* TASK
Copy out the listing that follows, exactly, without its pictures.

+++ DATA SHOWN +++

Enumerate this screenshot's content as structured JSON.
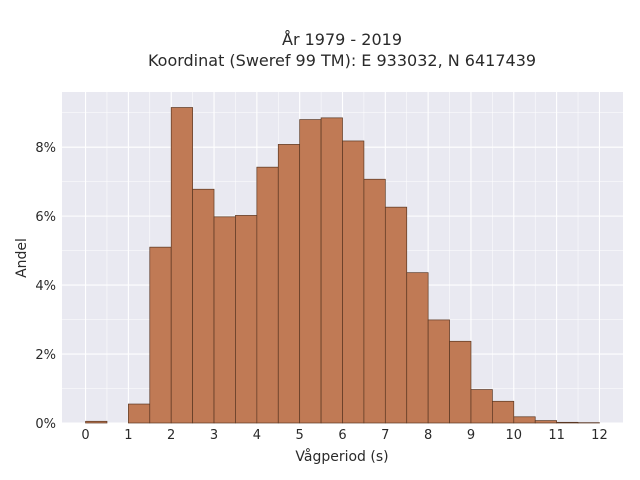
{
  "chart_data": {
    "type": "bar",
    "title_lines": [
      "År 1979 - 2019",
      "Koordinat (Sweref 99 TM): E 933032, N 6417439"
    ],
    "xlabel": "Vågperiod (s)",
    "ylabel": "Andel",
    "bin_width": 0.5,
    "x": [
      0,
      0.5,
      1,
      1.5,
      2,
      2.5,
      3,
      3.5,
      4,
      4.5,
      5,
      5.5,
      6,
      6.5,
      7,
      7.5,
      8,
      8.5,
      9,
      9.5,
      10,
      10.5,
      11,
      11.5
    ],
    "values": [
      0.05,
      0,
      0.55,
      5.1,
      9.15,
      6.78,
      5.98,
      6.02,
      7.42,
      8.08,
      8.8,
      8.85,
      8.18,
      7.07,
      6.26,
      4.36,
      2.99,
      2.37,
      0.97,
      0.63,
      0.18,
      0.07,
      0.02,
      0.01
    ],
    "xlim": [
      -0.55,
      12.55
    ],
    "ylim": [
      0,
      9.6
    ],
    "xticks": [
      0,
      1,
      2,
      3,
      4,
      5,
      6,
      7,
      8,
      9,
      10,
      11,
      12
    ],
    "xtick_labels": [
      "0",
      "1",
      "2",
      "3",
      "4",
      "5",
      "6",
      "7",
      "8",
      "9",
      "10",
      "11",
      "12"
    ],
    "yticks": [
      0,
      2,
      4,
      6,
      8
    ],
    "ytick_labels": [
      "0%",
      "2%",
      "4%",
      "6%",
      "8%"
    ],
    "grid": true,
    "legend": "none",
    "colors": {
      "bar": "#c07a55",
      "bar_edge": "#5a3722",
      "plot_bg": "#e9e9f1",
      "grid": "#ffffff"
    }
  }
}
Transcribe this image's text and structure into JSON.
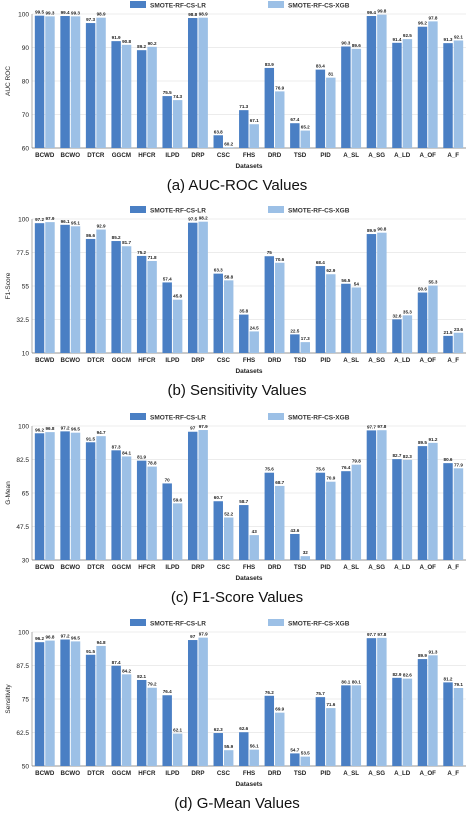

+++

* SOLUTION BELOW
Enumerate this screenshot's content as structured JSON.
{
  "chart_data": {
    "type": "bar",
    "title_lines": [
      "År 1979 - 2019",
      "Koordinat (Sweref 99 TM): E 933032, N 6417439"
    ],
    "xlabel": "Vågperiod (s)",
    "ylabel": "Andel",
    "bin_width": 0.5,
    "x": [
      0,
      0.5,
      1,
      1.5,
      2,
      2.5,
      3,
      3.5,
      4,
      4.5,
      5,
      5.5,
      6,
      6.5,
      7,
      7.5,
      8,
      8.5,
      9,
      9.5,
      10,
      10.5,
      11,
      11.5
    ],
    "values": [
      0.05,
      0,
      0.55,
      5.1,
      9.15,
      6.78,
      5.98,
      6.02,
      7.42,
      8.08,
      8.8,
      8.85,
      8.18,
      7.07,
      6.26,
      4.36,
      2.99,
      2.37,
      0.97,
      0.63,
      0.18,
      0.07,
      0.02,
      0.01
    ],
    "xlim": [
      -0.55,
      12.55
    ],
    "ylim": [
      0,
      9.6
    ],
    "xticks": [
      0,
      1,
      2,
      3,
      4,
      5,
      6,
      7,
      8,
      9,
      10,
      11,
      12
    ],
    "xtick_labels": [
      "0",
      "1",
      "2",
      "3",
      "4",
      "5",
      "6",
      "7",
      "8",
      "9",
      "10",
      "11",
      "12"
    ],
    "yticks": [
      0,
      2,
      4,
      6,
      8
    ],
    "ytick_labels": [
      "0%",
      "2%",
      "4%",
      "6%",
      "8%"
    ],
    "grid": true,
    "legend": "none",
    "colors": {
      "bar": "#c07a55",
      "bar_edge": "#5a3722",
      "plot_bg": "#e9e9f1",
      "grid": "#ffffff"
    }
  }
}
Transcribe this image's text and structure into JSON.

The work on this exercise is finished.